Records from a dataset
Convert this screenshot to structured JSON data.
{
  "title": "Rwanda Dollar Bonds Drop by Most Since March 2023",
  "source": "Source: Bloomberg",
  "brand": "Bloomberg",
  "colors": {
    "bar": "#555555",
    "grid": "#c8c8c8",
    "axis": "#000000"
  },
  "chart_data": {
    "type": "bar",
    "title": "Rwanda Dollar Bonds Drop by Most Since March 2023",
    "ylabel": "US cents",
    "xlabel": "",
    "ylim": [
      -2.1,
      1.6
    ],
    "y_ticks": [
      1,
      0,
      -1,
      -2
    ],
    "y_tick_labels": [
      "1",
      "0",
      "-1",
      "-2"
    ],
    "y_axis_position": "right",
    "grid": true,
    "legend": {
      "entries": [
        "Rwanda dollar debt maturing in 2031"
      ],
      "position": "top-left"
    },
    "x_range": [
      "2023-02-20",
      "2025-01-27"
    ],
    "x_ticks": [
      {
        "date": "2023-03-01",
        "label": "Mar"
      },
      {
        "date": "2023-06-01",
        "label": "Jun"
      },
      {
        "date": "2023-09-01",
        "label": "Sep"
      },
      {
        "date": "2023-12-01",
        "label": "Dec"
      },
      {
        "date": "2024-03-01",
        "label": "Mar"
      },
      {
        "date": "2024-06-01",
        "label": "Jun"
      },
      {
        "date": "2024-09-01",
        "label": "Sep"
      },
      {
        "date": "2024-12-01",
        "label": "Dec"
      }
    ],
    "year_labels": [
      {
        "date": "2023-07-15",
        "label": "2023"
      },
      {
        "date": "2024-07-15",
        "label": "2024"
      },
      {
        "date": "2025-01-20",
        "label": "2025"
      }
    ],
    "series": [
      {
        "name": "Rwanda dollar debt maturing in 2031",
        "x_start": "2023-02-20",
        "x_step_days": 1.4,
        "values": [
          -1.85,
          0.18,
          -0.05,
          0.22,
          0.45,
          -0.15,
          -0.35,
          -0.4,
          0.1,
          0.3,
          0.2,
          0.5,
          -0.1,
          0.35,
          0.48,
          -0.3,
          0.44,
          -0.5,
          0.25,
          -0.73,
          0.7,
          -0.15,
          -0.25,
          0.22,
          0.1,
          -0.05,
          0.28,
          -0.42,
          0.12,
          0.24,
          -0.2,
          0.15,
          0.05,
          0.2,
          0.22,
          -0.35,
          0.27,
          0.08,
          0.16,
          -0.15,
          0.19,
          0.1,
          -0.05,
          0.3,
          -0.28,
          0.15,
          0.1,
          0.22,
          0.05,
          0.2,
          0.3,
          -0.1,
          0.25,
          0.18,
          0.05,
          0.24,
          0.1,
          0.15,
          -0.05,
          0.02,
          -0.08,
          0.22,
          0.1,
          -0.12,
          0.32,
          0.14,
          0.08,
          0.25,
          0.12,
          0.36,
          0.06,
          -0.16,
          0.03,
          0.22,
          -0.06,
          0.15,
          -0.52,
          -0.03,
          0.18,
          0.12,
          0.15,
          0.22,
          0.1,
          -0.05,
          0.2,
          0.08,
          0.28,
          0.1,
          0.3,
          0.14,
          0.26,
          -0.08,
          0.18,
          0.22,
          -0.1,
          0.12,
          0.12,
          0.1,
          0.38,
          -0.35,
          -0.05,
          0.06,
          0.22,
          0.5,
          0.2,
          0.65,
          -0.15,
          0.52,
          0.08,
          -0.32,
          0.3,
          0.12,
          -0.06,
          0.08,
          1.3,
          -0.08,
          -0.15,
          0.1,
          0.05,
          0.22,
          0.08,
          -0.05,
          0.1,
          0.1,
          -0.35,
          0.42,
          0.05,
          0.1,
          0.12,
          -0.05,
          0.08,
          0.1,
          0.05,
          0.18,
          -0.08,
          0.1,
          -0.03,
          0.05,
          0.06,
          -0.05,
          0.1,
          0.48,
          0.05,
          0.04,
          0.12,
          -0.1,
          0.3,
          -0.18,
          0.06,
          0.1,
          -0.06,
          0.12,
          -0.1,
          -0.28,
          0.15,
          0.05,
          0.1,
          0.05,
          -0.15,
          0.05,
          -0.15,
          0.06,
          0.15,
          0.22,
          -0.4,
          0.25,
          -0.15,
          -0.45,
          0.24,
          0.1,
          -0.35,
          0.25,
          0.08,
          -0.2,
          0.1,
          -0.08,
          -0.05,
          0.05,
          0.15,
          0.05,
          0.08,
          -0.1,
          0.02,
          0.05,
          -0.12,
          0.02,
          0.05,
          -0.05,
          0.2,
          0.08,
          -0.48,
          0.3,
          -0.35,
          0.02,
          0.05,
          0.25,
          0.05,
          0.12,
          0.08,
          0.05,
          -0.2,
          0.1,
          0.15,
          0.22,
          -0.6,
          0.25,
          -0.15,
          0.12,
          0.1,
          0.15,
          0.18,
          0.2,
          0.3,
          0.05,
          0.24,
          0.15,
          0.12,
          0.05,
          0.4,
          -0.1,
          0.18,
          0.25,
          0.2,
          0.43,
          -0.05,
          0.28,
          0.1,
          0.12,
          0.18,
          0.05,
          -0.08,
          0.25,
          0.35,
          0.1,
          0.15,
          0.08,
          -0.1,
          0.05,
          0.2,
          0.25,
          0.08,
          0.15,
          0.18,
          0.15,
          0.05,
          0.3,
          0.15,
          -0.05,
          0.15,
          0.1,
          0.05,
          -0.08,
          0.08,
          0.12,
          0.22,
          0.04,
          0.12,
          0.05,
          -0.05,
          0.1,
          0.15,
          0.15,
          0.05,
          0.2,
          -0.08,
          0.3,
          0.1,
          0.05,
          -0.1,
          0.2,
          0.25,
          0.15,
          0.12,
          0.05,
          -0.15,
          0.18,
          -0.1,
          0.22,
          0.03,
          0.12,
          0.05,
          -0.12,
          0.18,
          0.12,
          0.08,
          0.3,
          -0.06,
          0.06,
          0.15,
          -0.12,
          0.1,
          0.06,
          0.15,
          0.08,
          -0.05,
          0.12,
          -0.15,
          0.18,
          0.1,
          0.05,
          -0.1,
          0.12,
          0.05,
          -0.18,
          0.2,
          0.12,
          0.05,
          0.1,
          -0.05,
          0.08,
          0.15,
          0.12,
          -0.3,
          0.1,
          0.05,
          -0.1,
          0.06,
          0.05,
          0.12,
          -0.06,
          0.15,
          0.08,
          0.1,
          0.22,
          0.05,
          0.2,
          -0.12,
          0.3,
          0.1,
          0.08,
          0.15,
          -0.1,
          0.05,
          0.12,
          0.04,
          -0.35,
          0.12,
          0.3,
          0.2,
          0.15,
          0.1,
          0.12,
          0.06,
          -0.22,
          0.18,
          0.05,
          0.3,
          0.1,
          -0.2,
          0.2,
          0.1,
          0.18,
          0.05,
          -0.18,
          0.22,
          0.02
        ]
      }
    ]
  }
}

• [Instructions for the task]:
Copy every line above in which the string "Rwanda" shows up.

• [Complete output]:
  "title": "Rwanda Dollar Bonds Drop by Most Since March 2023",
    "title": "Rwanda Dollar Bonds Drop by Most Since March 2023",
        "Rwanda dollar debt maturing in 2031"
        "name": "Rwanda dollar debt maturing in 2031",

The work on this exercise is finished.